Work instructions –
From the listing below, copy every line with the word "Mais".
** Start **
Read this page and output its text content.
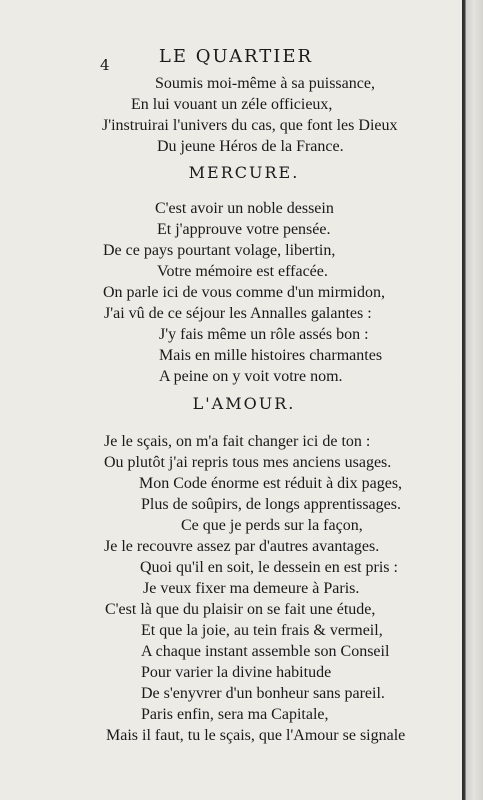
4	LE QUARTIER
Soumis moi-même à sa puissance,
En lui vouant un zéle officieux,
J'instruirai l'univers du cas, que font les Dieux
Du jeune Héros de la France.
MERCURE.
C'est avoir un noble dessein
Et j'approuve votre pensée.
De ce pays pourtant volage, libertin,
Votre mémoire est effacée.
On parle ici de vous comme d'un mirmidon,
J'ai vû de ce séjour les Annalles galantes :
J'y fais même un rôle assés bon :
Mais en mille histoires charmantes
A peine on y voit votre nom.
L'AMOUR.
Je le sçais, on m'a fait changer ici de ton :
Ou plutôt j'ai repris tous mes anciens usages.
Mon Code énorme est réduit à dix pages,
Plus de soûpirs, de longs apprentissages.
Ce que je perds sur la façon,
Je le recouvre assez par d'autres avantages.
Quoi qu'il en soit, le dessein en est pris :
Je veux fixer ma demeure à Paris.
C'est là que du plaisir on se fait une étude,
Et que la joie, au tein frais & vermeil,
A chaque instant assemble son Conseil
Pour varier la divine habitude
De s'enyvrer d'un bonheur sans pareil.
Paris enfin, sera ma Capitale,
Mais il faut, tu le sçais, que l'Amour se signale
** End **
Written response –
Mais en mille histoires charmantes
Mais il faut, tu le sçais, que l'Amour se signale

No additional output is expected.